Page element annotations

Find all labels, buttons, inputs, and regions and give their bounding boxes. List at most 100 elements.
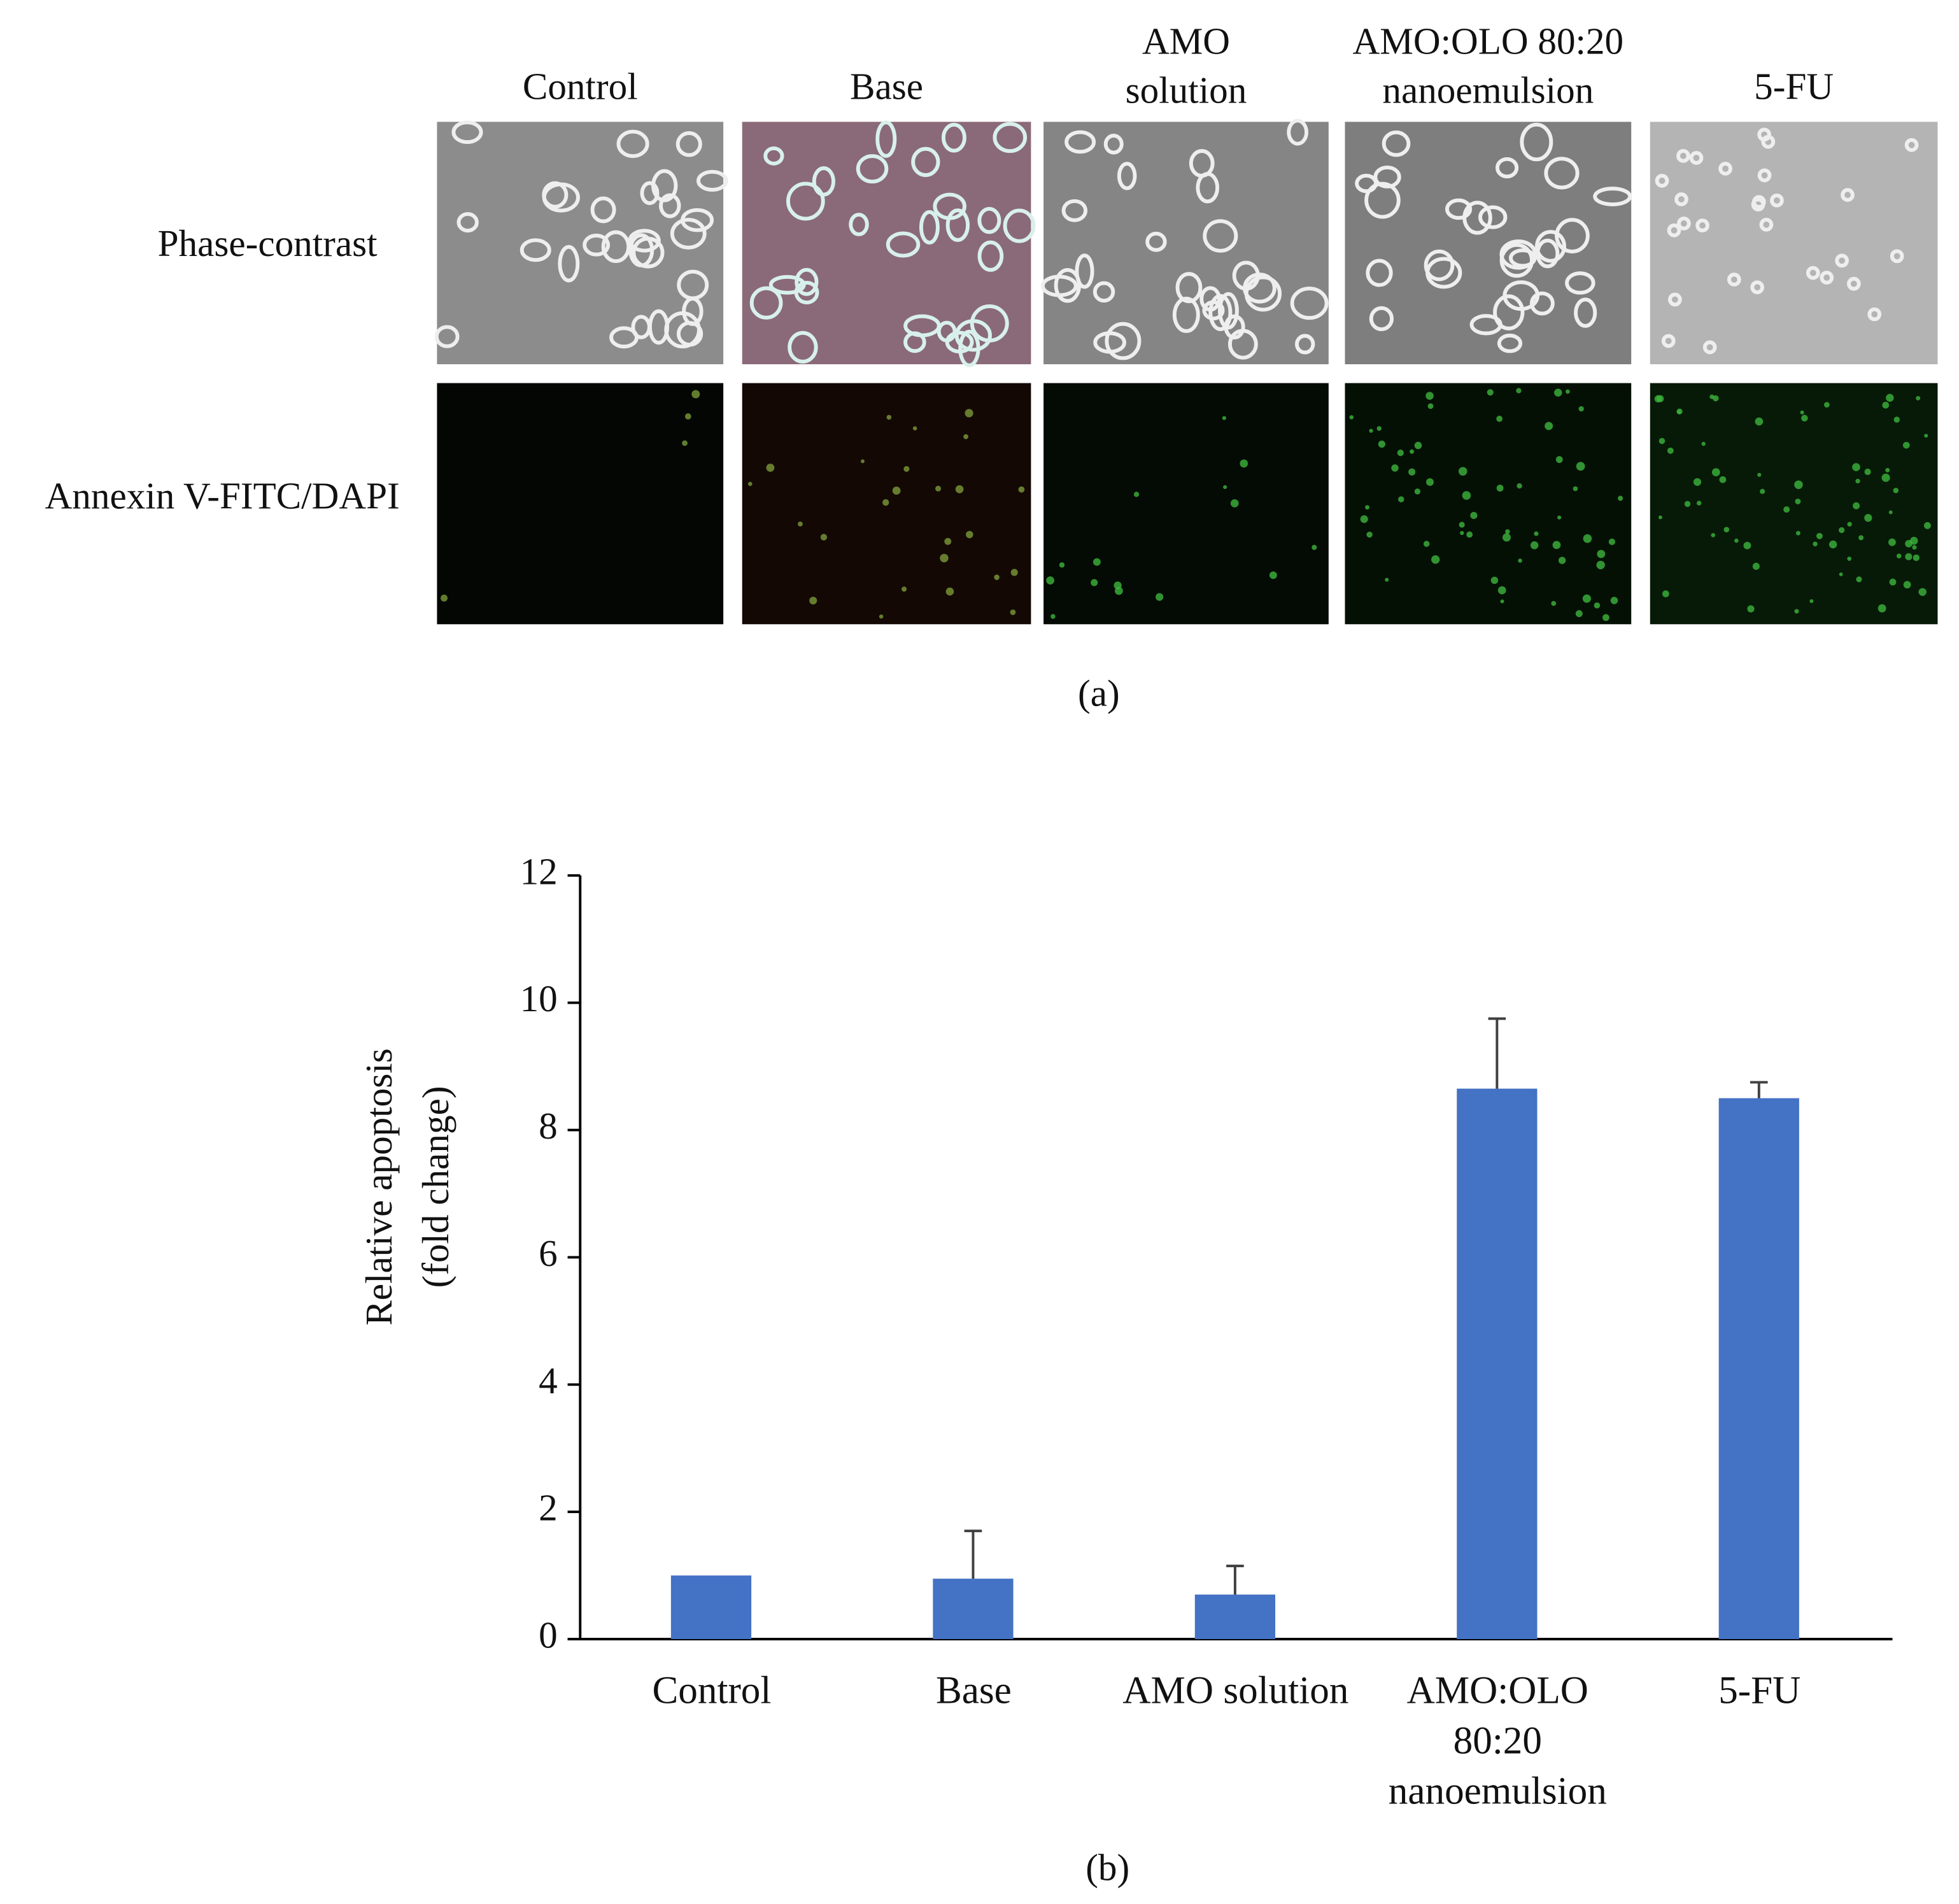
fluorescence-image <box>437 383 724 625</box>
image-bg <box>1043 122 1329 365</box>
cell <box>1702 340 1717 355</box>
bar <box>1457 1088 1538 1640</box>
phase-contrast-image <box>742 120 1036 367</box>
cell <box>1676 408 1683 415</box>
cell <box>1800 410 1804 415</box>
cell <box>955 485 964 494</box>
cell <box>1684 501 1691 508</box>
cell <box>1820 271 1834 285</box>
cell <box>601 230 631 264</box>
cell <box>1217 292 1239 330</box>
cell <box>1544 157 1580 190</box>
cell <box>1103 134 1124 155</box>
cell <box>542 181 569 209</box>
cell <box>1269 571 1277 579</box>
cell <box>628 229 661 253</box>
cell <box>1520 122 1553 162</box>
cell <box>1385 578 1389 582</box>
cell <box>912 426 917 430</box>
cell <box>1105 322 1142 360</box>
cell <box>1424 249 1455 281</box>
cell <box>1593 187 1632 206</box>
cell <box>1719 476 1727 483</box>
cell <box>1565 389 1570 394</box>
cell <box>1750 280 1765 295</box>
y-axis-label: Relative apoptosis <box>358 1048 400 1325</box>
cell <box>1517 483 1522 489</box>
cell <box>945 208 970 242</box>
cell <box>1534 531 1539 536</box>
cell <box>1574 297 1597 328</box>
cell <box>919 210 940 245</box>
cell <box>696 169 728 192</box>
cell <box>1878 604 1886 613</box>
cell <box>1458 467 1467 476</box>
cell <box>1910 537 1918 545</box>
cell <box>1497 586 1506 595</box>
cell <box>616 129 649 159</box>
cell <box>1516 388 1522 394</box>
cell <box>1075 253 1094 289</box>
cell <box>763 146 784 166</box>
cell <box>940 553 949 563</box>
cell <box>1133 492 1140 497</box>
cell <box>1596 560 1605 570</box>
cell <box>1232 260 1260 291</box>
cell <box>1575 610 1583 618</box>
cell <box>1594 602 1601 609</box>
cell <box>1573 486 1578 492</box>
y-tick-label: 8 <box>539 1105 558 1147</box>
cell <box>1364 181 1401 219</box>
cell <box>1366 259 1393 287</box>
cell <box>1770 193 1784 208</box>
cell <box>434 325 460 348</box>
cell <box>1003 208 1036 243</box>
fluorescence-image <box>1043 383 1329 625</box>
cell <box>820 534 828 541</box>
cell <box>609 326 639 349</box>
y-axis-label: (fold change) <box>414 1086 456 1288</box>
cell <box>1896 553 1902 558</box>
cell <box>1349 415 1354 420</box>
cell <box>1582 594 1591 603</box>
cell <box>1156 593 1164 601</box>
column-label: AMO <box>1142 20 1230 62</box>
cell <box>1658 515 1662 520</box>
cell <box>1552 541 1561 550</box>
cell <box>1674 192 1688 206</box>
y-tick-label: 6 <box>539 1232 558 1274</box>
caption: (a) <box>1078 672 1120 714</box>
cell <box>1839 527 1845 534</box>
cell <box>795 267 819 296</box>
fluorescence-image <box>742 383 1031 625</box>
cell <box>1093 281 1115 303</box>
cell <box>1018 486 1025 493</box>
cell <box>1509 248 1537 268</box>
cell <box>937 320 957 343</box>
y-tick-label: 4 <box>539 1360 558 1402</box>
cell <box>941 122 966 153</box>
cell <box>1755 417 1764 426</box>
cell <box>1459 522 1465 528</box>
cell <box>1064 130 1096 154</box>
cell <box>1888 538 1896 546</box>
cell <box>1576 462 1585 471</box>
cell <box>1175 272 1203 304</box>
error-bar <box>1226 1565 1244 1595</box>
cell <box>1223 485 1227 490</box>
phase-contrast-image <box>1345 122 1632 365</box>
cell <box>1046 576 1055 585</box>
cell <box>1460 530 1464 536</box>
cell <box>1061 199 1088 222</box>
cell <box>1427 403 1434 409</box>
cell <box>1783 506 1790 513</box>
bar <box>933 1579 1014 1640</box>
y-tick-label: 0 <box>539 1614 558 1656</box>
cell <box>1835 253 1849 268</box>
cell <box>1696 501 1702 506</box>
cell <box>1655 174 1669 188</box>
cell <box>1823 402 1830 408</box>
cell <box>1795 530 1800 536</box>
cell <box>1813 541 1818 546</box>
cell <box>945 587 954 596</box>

---

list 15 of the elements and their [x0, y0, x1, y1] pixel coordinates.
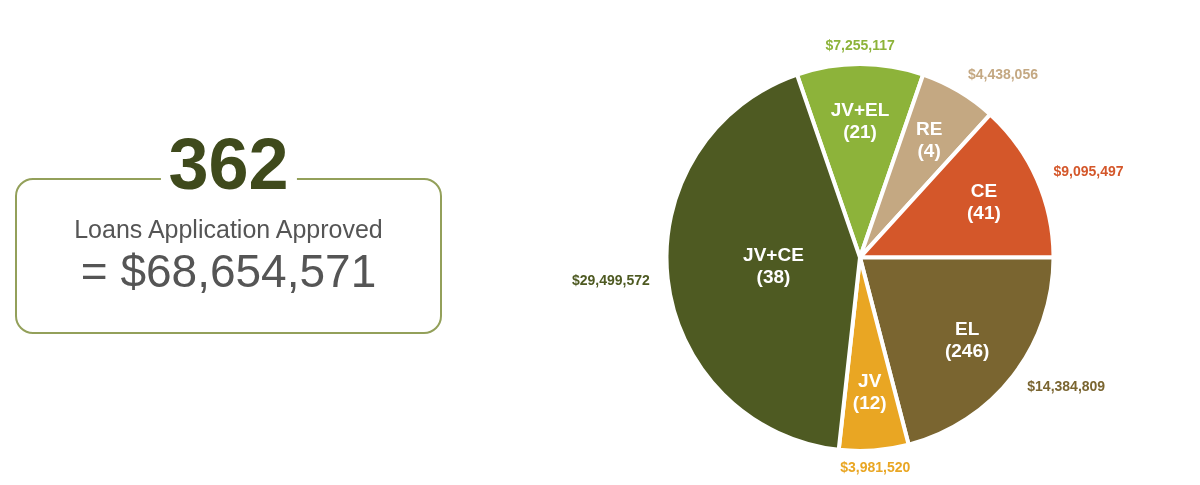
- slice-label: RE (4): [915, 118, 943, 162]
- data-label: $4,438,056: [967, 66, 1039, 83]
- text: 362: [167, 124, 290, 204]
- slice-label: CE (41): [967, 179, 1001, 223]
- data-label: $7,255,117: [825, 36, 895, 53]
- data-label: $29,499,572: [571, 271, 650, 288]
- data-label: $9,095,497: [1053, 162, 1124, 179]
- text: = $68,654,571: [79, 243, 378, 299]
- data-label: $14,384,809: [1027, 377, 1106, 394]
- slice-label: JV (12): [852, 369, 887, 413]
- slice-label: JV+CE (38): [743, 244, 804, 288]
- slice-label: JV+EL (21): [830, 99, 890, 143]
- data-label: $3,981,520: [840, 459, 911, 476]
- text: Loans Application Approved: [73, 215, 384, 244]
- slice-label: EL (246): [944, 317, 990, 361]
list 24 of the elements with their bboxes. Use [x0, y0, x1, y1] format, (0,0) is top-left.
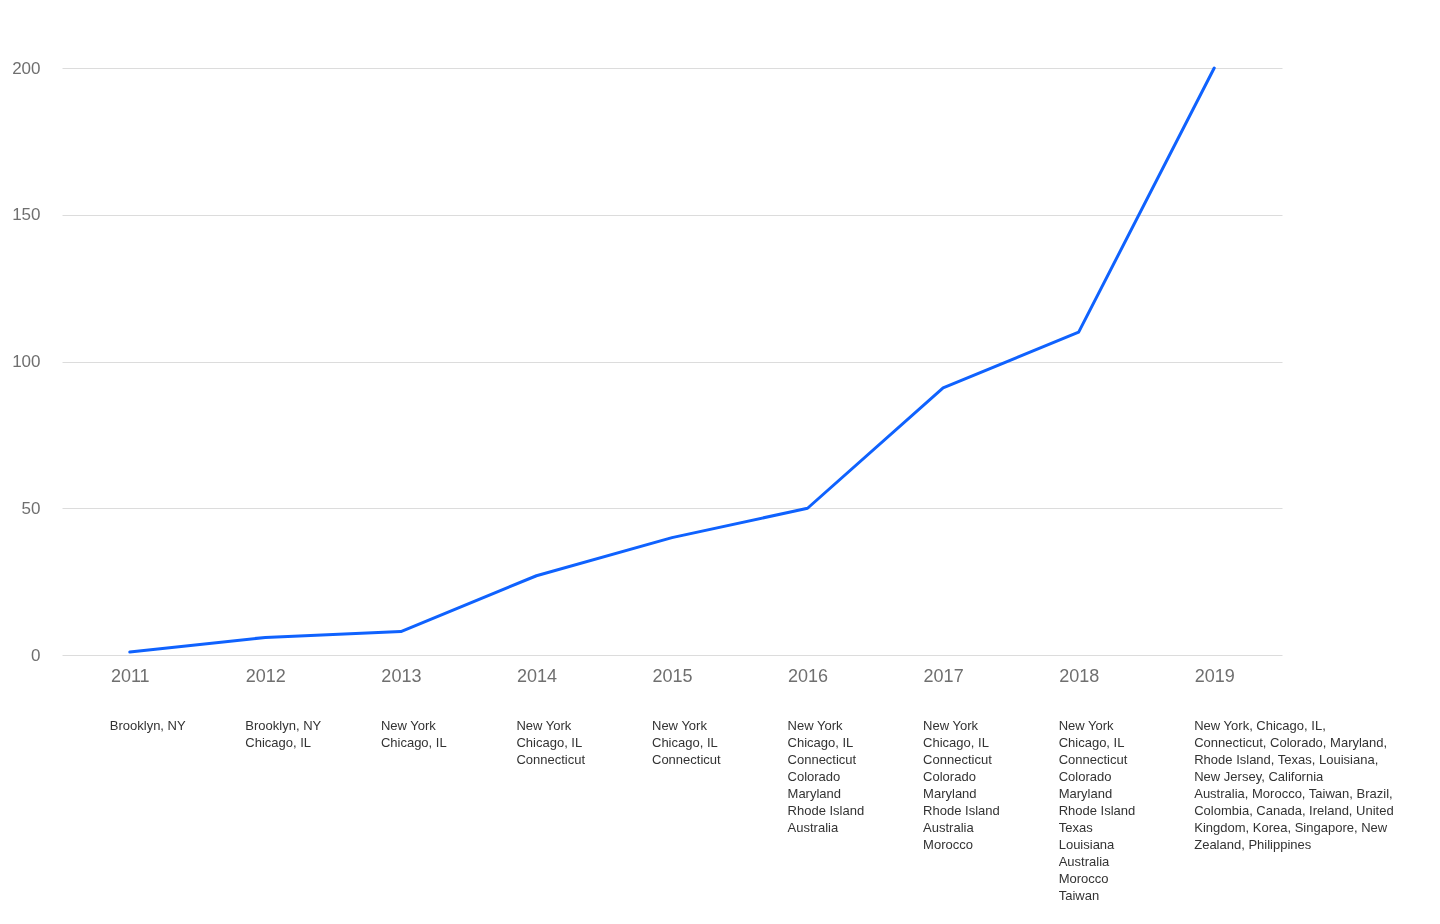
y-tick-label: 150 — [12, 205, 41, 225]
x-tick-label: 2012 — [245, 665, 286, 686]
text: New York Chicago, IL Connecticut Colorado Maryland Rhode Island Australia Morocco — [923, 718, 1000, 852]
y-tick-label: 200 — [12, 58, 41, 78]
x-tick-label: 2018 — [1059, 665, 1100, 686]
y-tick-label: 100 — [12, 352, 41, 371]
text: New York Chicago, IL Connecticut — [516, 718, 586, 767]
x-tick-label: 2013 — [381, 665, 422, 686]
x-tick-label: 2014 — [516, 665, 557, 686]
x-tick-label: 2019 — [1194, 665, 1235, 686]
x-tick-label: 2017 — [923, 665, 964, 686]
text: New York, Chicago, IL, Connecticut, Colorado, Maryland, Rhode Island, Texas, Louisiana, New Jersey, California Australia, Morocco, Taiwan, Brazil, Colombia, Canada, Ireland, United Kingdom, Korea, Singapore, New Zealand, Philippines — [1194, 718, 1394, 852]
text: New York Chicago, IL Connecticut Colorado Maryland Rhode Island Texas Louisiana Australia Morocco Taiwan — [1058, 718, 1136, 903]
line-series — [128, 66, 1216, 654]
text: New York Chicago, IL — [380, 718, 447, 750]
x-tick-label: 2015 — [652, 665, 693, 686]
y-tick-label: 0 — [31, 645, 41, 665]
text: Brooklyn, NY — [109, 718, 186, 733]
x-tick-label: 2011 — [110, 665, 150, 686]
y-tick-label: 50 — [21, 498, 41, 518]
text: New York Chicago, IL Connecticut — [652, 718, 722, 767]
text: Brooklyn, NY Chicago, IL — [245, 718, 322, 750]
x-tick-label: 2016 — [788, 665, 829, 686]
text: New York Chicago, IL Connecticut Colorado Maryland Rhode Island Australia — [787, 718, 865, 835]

Task directions: Return the lines of the listing from the line with "- slice-label: RE (4): [915, 118, 943, 162]" to the line with "- slice-label: JV (12): [852, 369, 887, 413]", both included, copying each one unchanged.

Answer to the task:
- slice-label: RE (4): [915, 118, 943, 162]
- data-label: $4,438,056: [967, 66, 1039, 83]
- text: 362: [167, 124, 290, 204]
- slice-label: CE (41): [967, 179, 1001, 223]
- data-label: $7,255,117: [825, 36, 895, 53]
- data-label: $29,499,572: [571, 271, 650, 288]
- data-label: $9,095,497: [1053, 162, 1124, 179]
- text: = $68,654,571: [79, 243, 378, 299]
- data-label: $14,384,809: [1027, 377, 1106, 394]
- slice-label: JV (12): [852, 369, 887, 413]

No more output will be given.